Material for the task ->

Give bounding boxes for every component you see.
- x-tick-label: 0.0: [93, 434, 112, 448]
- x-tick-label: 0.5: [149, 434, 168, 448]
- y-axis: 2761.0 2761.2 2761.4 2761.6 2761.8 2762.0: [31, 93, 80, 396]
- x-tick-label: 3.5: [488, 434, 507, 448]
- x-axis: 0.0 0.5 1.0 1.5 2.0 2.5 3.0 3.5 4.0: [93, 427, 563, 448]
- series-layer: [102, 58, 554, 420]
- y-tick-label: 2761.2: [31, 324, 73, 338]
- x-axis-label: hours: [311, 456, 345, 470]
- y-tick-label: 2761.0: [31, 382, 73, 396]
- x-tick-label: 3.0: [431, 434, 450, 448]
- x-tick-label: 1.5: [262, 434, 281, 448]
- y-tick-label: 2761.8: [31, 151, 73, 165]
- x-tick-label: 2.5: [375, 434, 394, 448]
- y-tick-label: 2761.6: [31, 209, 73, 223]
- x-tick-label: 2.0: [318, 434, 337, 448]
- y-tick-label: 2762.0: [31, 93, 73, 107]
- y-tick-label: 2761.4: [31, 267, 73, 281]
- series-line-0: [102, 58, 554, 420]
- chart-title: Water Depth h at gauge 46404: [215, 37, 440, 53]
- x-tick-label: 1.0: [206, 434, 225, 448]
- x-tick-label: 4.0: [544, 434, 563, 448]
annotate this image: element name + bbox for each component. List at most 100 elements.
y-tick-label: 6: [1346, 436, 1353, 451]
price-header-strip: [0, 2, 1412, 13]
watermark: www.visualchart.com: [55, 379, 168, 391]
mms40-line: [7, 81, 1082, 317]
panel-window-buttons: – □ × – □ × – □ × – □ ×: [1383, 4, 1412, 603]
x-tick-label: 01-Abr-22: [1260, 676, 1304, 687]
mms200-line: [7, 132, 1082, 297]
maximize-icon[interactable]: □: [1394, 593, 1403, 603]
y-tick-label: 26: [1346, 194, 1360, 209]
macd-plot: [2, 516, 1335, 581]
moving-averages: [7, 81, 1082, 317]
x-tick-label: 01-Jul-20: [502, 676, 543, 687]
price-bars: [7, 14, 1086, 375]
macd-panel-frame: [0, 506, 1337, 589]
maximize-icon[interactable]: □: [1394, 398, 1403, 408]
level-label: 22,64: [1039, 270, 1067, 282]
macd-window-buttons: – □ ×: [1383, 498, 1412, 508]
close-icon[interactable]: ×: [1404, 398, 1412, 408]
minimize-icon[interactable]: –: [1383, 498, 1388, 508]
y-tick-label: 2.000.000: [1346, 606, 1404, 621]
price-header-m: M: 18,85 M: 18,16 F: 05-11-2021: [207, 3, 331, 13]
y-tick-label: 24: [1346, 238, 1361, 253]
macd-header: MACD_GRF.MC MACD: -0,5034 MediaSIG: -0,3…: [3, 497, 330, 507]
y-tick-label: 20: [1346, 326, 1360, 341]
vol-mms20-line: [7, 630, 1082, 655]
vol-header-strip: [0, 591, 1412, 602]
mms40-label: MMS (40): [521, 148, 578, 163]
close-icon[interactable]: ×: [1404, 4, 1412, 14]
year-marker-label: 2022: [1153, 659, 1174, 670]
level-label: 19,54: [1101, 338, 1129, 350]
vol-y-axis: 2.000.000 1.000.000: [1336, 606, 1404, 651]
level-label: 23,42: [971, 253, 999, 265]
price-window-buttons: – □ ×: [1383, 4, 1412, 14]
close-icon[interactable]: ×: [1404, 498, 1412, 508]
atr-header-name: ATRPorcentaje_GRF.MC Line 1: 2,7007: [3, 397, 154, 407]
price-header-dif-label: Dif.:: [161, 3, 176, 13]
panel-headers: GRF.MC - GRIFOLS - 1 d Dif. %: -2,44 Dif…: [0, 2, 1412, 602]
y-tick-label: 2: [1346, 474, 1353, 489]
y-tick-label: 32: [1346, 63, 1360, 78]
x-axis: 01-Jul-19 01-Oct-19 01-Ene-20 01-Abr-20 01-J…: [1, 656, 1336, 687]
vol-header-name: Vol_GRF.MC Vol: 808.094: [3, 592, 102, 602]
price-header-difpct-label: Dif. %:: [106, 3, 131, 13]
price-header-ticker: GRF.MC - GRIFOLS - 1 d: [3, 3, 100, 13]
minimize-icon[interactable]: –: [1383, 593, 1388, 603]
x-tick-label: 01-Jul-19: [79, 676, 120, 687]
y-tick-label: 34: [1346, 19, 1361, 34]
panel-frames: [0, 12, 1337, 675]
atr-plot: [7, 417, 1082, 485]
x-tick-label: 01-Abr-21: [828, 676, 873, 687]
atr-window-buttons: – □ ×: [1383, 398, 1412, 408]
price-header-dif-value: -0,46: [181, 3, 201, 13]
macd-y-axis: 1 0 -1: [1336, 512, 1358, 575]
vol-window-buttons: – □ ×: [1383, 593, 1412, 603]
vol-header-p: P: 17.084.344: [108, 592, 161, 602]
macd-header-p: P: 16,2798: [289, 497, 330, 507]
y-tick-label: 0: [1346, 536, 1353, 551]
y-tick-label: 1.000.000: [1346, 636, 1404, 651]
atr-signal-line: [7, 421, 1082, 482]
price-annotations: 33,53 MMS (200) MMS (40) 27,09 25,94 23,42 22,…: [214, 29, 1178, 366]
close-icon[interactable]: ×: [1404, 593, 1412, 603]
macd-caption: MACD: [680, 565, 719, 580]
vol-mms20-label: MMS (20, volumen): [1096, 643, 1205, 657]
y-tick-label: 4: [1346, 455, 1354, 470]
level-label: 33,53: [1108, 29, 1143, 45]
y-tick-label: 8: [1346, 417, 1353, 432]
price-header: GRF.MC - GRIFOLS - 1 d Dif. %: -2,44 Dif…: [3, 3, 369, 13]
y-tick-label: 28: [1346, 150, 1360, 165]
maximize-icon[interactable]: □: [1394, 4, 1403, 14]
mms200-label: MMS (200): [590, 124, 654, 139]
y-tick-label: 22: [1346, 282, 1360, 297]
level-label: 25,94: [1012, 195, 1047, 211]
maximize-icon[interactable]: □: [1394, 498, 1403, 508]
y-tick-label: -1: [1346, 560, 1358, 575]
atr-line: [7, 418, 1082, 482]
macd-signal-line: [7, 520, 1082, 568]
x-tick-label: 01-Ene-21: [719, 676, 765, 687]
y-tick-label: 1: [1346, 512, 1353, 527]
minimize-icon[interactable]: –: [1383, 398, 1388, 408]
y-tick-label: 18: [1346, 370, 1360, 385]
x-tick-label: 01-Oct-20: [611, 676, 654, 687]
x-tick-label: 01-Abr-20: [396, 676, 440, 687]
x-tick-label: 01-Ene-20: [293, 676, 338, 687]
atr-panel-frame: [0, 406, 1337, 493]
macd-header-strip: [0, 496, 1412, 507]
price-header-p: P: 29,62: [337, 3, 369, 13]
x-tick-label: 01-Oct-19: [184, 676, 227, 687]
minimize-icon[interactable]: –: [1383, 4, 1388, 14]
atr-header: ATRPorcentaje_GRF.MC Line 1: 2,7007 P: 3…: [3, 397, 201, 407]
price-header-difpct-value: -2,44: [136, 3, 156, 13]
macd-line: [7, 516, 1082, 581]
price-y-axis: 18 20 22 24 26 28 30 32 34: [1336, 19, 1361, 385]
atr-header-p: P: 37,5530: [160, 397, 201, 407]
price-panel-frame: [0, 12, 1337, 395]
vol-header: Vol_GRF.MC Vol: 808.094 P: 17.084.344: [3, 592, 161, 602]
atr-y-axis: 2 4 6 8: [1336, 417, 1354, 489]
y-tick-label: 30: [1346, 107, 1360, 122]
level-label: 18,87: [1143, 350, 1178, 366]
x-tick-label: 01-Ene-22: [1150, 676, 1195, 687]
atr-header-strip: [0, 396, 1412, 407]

Required work ->
Rewrite the lines from the very first one through the line containing "- y-tick-label: 2761.8: [31, 151, 73, 165]", swapping "hours" for "minutes" and leaving everything else the same.

Response ->
Give bounding boxes for every component you see.
- x-tick-label: 0.0: [93, 434, 112, 448]
- x-tick-label: 0.5: [149, 434, 168, 448]
- y-axis: 2761.0 2761.2 2761.4 2761.6 2761.8 2762.0: [31, 93, 80, 396]
- x-tick-label: 3.5: [488, 434, 507, 448]
- x-axis: 0.0 0.5 1.0 1.5 2.0 2.5 3.0 3.5 4.0: [93, 427, 563, 448]
- series-layer: [102, 58, 554, 420]
- y-tick-label: 2761.2: [31, 324, 73, 338]
- x-axis-label: minutes: [311, 456, 345, 470]
- y-tick-label: 2761.0: [31, 382, 73, 396]
- x-tick-label: 3.0: [431, 434, 450, 448]
- x-tick-label: 1.5: [262, 434, 281, 448]
- y-tick-label: 2761.8: [31, 151, 73, 165]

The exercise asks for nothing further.